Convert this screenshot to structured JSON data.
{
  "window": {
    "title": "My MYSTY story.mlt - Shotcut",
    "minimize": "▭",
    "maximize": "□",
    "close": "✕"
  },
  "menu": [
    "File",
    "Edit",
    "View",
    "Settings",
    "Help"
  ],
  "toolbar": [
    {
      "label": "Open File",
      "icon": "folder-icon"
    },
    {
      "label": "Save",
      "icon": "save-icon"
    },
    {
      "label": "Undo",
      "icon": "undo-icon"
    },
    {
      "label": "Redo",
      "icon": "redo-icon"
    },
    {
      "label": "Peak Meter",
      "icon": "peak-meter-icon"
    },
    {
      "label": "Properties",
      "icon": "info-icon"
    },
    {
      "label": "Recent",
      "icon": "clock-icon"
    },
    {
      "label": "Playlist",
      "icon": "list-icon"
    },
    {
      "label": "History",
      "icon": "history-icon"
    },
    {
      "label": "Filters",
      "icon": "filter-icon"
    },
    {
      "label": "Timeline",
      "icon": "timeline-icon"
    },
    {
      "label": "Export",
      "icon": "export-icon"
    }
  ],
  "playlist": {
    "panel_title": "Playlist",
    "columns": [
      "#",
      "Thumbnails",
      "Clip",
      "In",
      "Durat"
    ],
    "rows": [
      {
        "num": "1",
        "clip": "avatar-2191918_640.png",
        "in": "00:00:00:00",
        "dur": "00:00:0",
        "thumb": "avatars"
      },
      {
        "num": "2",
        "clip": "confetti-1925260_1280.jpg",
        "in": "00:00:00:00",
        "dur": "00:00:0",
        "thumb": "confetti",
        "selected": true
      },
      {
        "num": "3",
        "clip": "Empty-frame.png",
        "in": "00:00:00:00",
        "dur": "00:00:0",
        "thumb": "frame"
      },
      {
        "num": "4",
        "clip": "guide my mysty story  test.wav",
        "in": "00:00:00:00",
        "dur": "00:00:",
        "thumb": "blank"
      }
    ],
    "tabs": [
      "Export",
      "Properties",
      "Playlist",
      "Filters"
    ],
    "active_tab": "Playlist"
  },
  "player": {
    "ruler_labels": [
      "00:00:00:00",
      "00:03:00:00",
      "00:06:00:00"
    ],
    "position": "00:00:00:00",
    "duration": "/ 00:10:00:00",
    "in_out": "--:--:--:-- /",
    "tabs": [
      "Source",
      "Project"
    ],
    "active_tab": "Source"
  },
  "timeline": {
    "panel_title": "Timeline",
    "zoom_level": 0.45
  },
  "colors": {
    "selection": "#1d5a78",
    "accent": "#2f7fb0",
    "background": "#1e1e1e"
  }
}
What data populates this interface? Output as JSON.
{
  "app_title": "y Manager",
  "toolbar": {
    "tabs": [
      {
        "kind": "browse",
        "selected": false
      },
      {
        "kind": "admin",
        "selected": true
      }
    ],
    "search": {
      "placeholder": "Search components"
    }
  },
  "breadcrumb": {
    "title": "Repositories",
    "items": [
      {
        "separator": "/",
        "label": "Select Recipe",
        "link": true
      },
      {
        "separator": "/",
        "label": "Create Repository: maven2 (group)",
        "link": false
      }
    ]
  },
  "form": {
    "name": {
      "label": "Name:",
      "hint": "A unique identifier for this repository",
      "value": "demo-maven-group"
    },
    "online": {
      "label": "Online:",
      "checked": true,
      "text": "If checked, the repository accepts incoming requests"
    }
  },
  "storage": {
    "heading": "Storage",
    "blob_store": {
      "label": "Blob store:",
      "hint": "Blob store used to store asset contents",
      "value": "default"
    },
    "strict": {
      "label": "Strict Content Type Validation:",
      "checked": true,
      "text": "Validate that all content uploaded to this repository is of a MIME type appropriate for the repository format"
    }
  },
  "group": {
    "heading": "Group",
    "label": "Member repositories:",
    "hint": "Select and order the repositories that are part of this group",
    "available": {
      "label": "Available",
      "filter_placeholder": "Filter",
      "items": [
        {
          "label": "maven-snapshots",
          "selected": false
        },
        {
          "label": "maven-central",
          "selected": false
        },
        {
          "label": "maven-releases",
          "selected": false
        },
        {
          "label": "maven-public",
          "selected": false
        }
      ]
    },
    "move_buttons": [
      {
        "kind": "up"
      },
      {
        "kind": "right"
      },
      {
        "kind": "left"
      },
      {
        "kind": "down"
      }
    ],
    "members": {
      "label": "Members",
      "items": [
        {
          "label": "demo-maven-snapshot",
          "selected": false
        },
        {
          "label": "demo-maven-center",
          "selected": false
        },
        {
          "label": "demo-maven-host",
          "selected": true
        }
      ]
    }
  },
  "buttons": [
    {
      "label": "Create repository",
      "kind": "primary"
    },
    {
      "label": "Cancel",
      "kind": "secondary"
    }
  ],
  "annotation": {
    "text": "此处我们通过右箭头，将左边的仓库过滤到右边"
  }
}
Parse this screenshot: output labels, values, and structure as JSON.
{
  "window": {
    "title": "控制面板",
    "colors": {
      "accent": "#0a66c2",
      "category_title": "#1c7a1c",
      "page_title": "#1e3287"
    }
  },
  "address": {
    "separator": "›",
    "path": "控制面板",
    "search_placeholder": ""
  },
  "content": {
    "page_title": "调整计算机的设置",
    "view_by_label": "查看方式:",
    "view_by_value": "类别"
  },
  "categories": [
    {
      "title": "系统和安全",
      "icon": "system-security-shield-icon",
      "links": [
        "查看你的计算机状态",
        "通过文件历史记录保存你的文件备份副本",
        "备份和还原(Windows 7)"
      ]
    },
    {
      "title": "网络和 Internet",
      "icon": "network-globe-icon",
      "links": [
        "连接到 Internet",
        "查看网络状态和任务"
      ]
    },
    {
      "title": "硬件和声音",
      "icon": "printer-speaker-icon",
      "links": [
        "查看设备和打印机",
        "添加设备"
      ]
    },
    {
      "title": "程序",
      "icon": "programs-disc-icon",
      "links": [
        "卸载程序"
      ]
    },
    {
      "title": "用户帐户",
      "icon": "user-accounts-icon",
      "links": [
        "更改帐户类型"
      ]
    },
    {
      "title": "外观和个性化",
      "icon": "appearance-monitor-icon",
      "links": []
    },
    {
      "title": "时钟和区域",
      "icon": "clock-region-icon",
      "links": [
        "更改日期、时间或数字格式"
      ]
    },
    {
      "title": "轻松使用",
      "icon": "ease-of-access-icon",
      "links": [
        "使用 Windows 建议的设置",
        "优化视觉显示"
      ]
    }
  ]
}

────

> **PROBLEM**
Show all lines from the data above in which the word "this" appears.

> **TASK RESULT**
Convert this screenshot to structured JSON data.
What data populates this interface? Output as JSON.
      "hint": "A unique identifier for this repository",
      "text": "Validate that all content uploaded to this repository is of a MIME type appropriate for the repository format"
    "hint": "Select and order the repositories that are part of this group",
Parse this screenshot: output labels, values, and structure as JSON.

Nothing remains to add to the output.